What to do :: Look through the listing for the word "force". Copy each line that has it.

Available data ::

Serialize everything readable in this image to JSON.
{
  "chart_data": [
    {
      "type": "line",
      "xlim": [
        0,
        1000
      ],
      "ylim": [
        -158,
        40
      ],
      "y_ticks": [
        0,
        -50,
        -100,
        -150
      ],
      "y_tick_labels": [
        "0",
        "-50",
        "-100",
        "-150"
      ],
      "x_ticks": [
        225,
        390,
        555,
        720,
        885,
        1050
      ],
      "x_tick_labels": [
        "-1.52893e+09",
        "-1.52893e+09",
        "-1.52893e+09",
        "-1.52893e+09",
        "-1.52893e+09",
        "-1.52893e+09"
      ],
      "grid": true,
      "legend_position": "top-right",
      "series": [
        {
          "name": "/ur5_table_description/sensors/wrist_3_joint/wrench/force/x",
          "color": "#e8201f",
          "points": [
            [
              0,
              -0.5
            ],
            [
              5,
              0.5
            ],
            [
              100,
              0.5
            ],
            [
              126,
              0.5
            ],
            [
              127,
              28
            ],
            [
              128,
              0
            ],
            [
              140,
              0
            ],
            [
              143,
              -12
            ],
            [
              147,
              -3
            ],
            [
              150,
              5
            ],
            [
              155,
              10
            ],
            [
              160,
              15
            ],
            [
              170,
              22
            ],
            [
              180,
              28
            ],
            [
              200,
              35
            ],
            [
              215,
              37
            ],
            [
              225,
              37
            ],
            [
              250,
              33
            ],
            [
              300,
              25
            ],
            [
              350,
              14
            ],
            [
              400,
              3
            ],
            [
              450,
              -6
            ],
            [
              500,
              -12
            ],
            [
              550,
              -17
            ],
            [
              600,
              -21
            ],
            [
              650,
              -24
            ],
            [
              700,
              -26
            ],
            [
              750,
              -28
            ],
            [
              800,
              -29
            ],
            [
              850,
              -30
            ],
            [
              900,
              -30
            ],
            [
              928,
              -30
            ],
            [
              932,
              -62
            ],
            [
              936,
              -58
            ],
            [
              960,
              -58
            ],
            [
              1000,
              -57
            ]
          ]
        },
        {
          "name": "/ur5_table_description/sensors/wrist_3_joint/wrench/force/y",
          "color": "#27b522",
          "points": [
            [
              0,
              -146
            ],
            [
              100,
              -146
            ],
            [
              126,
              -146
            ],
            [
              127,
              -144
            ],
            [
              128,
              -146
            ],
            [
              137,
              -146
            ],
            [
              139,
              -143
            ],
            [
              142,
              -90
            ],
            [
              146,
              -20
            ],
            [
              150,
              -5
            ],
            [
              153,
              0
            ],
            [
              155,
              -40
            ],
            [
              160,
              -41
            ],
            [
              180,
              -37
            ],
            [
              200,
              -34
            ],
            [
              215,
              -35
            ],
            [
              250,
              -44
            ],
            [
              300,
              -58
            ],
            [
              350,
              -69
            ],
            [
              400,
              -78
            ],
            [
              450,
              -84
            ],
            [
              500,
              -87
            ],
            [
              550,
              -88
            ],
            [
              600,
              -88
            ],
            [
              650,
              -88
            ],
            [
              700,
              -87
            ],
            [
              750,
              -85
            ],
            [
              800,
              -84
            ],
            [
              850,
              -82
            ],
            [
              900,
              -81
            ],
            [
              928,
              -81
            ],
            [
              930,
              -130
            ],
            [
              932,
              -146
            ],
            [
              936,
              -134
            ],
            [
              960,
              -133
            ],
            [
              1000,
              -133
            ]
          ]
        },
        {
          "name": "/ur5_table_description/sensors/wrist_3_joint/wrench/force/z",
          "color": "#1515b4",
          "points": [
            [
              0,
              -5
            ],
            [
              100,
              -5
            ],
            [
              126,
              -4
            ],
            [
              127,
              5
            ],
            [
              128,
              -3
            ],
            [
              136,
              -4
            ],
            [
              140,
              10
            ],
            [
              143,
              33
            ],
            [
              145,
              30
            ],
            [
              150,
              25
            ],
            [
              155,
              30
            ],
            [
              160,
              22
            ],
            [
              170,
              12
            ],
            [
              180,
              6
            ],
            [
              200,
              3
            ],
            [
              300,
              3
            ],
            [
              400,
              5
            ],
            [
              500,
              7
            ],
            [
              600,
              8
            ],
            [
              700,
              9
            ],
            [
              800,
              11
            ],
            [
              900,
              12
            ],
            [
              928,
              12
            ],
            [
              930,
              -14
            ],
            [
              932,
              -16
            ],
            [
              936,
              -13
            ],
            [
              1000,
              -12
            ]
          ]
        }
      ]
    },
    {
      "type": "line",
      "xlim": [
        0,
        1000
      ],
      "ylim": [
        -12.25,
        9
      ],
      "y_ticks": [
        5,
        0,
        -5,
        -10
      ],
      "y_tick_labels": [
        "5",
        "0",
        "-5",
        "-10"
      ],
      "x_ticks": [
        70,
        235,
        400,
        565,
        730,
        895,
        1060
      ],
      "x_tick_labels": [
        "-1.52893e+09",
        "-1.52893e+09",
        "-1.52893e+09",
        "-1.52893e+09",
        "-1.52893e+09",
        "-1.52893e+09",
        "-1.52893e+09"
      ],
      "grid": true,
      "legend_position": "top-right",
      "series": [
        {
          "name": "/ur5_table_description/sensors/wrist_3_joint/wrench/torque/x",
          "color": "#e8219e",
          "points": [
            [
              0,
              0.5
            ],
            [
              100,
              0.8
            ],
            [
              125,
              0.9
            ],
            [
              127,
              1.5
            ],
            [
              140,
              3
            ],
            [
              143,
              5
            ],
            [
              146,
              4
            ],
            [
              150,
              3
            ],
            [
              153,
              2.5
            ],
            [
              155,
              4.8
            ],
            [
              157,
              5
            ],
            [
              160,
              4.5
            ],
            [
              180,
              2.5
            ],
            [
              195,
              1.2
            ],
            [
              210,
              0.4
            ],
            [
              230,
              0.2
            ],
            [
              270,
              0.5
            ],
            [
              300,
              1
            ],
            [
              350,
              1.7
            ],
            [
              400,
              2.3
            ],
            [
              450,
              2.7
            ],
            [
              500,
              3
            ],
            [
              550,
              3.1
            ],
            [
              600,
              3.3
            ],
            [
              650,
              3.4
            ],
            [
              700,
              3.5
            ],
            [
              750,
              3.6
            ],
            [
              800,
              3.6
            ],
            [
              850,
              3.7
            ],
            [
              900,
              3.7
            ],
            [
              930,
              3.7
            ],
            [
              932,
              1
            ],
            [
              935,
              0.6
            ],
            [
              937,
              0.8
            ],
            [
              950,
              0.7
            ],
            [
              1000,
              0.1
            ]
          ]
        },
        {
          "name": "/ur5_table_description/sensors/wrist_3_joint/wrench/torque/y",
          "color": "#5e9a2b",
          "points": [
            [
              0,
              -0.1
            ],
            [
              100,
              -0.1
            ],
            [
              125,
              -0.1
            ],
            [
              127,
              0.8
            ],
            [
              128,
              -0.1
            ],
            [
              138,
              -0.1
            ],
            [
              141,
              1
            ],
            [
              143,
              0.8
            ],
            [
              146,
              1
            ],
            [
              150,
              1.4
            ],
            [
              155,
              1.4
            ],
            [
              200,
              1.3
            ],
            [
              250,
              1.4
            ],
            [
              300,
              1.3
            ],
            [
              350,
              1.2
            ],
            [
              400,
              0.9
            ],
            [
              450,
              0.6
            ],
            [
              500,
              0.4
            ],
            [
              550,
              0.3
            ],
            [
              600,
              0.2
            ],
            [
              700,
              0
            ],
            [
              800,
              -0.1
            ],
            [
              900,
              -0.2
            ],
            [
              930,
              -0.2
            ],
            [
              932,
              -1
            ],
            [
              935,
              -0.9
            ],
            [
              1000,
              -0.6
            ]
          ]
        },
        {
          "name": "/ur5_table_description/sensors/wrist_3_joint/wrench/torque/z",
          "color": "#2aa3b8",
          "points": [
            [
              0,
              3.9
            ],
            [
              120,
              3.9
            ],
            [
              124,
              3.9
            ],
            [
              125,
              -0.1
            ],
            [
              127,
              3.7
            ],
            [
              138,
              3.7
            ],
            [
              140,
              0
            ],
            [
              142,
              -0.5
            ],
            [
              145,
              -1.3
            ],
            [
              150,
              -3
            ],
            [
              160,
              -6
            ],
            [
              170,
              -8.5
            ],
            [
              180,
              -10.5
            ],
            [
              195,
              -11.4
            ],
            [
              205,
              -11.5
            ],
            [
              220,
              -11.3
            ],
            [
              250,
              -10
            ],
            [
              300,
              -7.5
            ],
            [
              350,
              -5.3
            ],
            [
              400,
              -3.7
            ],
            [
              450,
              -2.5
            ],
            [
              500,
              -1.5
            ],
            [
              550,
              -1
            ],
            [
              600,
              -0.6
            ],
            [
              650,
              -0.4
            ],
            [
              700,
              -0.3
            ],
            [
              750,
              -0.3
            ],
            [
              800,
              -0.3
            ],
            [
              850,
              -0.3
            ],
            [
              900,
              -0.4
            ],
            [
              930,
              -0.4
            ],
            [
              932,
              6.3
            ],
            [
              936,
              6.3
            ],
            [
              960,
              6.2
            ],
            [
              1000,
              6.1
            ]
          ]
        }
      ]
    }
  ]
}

Response for this exercise ::
          "name": "/ur5_table_description/sensors/wrist_3_joint/wrench/force/x",
          "name": "/ur5_table_description/sensors/wrist_3_joint/wrench/force/y",
          "name": "/ur5_table_description/sensors/wrist_3_joint/wrench/force/z",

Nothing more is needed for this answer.